Dataset entries on figures
[START]

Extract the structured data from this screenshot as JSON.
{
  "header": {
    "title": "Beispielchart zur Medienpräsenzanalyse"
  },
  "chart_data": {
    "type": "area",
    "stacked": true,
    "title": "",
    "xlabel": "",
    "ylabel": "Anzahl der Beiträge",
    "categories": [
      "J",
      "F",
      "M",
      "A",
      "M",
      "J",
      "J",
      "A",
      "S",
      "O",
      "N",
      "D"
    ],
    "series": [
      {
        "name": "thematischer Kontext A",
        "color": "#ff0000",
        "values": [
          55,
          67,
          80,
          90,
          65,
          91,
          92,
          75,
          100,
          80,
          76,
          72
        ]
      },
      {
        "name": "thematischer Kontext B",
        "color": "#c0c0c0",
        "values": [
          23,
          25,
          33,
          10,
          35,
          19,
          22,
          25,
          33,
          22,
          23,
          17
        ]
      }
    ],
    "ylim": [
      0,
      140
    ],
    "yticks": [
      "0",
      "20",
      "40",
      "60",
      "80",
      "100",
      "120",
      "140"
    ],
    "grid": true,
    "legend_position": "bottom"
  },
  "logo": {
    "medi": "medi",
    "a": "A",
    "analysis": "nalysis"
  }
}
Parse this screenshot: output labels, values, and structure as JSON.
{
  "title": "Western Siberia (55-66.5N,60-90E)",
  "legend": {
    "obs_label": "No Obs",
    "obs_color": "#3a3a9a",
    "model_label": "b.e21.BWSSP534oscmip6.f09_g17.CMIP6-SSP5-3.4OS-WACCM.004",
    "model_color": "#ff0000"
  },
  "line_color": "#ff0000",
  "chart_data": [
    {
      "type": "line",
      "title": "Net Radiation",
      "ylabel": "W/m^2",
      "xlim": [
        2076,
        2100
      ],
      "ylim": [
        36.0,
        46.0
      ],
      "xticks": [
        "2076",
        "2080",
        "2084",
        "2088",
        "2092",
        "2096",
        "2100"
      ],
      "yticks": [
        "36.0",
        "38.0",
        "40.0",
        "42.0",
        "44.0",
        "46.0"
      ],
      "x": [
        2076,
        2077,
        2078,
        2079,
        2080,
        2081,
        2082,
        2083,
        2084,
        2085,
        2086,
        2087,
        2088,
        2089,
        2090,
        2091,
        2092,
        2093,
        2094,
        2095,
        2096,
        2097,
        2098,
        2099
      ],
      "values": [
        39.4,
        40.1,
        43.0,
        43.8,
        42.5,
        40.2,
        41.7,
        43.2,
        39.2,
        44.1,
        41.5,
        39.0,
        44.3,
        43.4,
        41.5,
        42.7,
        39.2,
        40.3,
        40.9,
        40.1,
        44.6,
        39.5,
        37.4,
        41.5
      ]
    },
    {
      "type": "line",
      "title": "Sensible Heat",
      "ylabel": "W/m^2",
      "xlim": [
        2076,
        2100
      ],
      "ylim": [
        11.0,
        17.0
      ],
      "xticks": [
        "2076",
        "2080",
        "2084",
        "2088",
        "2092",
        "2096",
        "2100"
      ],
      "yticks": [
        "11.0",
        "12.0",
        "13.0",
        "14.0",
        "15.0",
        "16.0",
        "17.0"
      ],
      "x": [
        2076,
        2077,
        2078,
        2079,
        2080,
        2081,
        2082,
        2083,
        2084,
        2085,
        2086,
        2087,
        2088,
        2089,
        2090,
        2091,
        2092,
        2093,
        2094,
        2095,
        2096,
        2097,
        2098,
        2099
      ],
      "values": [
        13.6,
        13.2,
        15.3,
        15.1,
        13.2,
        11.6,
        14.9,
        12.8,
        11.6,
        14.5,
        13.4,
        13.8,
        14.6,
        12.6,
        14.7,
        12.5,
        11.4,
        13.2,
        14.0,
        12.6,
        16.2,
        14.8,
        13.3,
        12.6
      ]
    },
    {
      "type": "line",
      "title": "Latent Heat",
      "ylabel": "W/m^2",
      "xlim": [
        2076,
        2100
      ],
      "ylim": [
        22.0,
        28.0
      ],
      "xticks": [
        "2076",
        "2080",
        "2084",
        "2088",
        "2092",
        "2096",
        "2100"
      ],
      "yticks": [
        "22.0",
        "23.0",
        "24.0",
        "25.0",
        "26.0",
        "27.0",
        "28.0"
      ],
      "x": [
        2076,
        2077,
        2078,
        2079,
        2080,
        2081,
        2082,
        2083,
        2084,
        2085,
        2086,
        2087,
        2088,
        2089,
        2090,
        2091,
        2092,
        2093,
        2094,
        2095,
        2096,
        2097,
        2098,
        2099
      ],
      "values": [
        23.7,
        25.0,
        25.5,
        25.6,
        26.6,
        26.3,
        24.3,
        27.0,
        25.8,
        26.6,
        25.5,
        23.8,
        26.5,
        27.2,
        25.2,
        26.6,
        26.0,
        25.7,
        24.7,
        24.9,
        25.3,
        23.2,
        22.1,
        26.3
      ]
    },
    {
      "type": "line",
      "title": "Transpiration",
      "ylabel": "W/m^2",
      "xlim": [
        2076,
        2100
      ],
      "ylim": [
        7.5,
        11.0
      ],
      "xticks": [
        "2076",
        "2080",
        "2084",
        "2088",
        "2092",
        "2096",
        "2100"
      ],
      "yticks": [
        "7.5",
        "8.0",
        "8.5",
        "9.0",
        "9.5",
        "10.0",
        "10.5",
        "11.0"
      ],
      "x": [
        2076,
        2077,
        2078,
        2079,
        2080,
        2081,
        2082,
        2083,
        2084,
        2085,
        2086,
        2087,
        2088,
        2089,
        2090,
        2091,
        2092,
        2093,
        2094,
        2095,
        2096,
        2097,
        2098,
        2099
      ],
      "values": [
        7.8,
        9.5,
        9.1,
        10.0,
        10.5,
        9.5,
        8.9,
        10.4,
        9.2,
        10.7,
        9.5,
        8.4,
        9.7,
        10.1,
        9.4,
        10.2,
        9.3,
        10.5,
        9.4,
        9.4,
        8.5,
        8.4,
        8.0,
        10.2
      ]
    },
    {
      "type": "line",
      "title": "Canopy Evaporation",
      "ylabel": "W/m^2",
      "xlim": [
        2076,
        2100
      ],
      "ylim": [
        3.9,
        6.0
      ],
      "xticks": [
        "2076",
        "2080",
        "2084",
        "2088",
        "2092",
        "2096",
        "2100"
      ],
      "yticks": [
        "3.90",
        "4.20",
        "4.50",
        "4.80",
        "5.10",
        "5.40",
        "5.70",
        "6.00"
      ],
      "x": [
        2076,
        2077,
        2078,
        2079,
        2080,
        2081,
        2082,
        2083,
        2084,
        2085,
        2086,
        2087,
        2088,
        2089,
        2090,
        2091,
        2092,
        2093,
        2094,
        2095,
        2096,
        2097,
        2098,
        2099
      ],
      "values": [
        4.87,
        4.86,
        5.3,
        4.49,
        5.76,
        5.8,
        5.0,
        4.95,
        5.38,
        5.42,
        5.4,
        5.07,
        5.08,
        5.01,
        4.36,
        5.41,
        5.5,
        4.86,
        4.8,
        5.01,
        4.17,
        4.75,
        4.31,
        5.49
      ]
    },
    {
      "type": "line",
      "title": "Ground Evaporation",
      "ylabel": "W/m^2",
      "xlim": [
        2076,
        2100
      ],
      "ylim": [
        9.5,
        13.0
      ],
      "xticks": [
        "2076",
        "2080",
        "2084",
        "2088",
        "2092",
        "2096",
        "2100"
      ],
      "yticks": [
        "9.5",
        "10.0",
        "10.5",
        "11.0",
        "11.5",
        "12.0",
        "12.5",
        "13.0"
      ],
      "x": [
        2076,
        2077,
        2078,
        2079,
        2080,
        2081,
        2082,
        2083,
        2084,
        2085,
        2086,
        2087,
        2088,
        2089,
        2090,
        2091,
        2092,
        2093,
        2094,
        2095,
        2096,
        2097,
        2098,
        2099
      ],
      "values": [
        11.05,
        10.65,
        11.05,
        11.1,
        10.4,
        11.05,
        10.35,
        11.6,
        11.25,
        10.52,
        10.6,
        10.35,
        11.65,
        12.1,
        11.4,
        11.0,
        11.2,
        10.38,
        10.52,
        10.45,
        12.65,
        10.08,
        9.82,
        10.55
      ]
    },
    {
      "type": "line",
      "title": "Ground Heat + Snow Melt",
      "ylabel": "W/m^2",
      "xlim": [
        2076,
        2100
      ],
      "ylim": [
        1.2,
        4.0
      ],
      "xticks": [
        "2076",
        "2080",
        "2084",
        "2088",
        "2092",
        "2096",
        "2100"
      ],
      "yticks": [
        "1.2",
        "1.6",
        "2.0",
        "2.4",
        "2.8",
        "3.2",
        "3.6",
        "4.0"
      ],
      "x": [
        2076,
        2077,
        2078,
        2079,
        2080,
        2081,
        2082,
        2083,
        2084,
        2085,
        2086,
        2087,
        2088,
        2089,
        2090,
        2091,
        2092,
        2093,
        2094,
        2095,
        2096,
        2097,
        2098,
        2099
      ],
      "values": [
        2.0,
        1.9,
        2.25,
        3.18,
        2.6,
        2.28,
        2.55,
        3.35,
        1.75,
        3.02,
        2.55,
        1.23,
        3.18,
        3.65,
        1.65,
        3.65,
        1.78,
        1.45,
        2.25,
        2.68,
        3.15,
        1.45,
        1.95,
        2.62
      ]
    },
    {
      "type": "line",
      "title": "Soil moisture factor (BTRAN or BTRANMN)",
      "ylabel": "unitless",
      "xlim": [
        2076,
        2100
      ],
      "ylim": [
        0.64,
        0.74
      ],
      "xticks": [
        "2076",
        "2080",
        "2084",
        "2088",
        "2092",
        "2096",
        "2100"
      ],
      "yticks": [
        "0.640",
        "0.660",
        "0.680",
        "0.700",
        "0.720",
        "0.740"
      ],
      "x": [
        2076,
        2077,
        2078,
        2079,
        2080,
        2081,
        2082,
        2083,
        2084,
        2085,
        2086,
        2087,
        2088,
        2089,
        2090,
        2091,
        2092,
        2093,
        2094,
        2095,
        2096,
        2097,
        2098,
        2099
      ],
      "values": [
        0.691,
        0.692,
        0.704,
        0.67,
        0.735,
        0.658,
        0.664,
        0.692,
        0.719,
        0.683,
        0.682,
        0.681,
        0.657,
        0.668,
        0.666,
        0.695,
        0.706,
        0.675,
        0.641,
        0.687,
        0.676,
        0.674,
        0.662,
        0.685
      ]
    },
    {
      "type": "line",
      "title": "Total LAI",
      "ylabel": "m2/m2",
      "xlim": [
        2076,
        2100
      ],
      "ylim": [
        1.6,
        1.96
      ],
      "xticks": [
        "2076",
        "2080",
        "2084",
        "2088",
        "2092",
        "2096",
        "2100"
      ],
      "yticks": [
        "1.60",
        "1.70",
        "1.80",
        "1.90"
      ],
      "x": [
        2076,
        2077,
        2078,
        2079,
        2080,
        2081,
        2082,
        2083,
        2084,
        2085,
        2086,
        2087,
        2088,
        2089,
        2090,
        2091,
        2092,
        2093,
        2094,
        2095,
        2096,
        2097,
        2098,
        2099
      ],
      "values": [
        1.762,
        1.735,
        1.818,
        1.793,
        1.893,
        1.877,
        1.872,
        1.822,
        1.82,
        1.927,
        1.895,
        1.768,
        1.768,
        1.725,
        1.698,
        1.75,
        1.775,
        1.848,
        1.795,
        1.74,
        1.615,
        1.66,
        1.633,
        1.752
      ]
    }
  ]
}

[END]

Where a line of the records above holds the word "JSON", copy that line.

Extract the structured data from this screenshot as JSON.
Parse this screenshot: output labels, values, and structure as JSON.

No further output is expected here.